• Given task
Say how many lines contain the word "Squared". Only the number should be given.

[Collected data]
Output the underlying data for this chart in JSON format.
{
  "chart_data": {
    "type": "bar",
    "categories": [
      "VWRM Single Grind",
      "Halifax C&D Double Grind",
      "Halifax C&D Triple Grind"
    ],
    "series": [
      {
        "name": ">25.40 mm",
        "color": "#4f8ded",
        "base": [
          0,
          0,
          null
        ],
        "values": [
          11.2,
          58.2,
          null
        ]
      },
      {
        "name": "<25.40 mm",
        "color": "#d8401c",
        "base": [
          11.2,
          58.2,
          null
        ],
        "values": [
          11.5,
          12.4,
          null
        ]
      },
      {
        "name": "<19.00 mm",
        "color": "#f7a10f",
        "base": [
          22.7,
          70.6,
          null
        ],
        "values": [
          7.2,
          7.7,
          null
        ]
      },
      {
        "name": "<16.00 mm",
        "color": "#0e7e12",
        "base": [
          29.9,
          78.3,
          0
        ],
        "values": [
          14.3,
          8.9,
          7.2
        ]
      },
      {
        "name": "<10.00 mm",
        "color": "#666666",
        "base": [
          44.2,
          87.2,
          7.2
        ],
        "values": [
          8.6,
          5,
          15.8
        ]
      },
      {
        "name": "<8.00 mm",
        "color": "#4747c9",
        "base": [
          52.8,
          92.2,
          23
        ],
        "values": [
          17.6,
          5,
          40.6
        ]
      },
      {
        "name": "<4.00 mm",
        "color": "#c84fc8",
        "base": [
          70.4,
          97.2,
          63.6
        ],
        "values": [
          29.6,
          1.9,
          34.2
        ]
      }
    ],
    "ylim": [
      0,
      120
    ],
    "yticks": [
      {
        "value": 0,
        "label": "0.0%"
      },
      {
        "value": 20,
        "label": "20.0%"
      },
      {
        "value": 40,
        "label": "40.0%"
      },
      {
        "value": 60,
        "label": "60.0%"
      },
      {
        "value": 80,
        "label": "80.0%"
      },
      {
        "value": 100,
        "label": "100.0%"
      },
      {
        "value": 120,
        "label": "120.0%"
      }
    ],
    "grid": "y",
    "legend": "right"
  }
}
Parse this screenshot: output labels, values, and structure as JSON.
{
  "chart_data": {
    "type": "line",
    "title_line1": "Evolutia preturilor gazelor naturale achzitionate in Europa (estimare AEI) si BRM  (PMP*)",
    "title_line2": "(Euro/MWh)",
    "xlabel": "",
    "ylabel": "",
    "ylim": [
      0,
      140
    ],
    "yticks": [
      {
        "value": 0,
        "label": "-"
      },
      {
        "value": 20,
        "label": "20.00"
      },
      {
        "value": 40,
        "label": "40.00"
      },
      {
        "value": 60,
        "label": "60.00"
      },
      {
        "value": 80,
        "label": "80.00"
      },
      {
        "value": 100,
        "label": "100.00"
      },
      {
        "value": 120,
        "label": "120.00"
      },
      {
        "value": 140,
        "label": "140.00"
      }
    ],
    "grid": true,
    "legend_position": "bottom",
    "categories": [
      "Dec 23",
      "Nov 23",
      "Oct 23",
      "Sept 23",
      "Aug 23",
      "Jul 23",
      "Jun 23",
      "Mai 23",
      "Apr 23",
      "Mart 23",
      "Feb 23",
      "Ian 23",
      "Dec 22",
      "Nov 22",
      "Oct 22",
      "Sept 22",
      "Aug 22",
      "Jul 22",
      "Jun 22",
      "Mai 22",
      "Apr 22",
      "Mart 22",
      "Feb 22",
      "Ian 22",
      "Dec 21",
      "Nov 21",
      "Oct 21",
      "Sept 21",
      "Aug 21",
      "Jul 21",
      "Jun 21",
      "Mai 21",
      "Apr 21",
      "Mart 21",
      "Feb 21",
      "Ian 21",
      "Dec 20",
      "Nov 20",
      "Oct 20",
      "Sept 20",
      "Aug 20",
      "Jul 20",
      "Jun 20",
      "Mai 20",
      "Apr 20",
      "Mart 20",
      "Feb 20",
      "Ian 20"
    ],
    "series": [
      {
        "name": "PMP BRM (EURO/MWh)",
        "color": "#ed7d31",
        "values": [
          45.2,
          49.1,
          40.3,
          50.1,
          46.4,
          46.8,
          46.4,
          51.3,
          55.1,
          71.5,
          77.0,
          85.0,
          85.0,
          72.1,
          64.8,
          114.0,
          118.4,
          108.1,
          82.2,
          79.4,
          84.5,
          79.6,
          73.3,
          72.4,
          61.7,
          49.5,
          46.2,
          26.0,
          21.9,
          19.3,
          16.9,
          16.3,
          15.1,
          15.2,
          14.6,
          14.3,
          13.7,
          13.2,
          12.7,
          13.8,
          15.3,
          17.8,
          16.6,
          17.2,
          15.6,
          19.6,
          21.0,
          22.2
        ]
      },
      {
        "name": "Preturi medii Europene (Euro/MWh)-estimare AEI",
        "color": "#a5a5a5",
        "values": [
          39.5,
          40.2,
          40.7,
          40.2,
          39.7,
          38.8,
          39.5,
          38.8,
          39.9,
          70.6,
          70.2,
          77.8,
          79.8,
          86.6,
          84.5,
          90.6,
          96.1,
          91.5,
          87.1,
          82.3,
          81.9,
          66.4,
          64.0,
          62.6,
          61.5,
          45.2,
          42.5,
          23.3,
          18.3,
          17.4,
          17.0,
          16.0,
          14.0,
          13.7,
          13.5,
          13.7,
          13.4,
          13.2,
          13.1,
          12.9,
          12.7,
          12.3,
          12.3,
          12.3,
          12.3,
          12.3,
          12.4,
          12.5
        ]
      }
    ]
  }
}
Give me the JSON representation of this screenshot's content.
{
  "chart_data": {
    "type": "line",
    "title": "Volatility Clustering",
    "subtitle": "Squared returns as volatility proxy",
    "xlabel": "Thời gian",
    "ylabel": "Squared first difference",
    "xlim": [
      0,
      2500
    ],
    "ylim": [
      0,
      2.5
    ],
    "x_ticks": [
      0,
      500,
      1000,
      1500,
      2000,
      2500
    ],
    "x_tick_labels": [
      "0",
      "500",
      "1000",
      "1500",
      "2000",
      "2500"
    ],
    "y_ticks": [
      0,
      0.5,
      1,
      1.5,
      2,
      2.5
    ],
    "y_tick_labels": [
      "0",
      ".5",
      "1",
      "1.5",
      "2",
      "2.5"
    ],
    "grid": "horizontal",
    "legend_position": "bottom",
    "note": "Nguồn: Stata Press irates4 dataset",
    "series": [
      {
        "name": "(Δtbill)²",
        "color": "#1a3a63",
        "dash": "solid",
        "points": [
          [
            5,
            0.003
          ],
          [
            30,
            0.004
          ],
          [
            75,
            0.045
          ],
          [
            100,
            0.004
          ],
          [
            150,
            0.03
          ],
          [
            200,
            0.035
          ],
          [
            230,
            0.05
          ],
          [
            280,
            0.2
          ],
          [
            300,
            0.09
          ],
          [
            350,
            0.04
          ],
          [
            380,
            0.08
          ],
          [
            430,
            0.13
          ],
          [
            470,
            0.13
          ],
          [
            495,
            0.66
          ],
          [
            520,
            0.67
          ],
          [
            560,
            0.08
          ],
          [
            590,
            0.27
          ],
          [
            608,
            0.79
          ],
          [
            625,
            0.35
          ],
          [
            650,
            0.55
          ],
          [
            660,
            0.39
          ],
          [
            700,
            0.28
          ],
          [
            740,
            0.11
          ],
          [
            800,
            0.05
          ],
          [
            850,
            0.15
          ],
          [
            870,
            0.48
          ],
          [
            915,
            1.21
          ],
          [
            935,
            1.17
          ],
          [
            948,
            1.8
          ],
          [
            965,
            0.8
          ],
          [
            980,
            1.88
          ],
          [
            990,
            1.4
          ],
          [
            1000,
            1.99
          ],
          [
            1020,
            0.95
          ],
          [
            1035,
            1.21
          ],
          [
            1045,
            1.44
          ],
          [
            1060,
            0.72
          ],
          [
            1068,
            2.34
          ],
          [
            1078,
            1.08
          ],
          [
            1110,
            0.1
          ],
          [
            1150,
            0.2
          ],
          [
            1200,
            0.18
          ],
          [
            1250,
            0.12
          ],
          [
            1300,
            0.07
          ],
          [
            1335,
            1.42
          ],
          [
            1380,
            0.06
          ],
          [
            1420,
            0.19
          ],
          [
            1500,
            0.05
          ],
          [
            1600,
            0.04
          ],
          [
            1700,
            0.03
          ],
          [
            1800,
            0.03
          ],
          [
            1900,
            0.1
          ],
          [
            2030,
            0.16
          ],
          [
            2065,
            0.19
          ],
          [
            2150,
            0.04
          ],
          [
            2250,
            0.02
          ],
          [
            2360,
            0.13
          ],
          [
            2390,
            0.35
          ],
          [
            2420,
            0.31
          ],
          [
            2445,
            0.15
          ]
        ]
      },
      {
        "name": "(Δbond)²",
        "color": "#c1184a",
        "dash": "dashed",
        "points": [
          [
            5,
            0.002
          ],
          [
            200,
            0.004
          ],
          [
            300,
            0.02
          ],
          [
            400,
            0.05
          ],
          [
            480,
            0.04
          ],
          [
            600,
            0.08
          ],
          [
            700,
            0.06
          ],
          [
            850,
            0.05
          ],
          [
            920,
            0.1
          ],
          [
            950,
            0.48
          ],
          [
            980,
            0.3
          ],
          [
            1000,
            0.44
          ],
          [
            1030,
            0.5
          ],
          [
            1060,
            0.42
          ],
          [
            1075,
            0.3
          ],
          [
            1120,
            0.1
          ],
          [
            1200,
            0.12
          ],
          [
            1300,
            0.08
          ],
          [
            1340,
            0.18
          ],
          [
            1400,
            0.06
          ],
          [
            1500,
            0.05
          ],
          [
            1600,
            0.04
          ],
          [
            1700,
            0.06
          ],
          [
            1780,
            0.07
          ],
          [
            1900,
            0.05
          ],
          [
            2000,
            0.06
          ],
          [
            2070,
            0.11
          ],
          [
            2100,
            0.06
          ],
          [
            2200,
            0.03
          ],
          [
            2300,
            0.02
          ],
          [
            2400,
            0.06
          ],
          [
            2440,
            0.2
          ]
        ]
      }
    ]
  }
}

• Right answer
2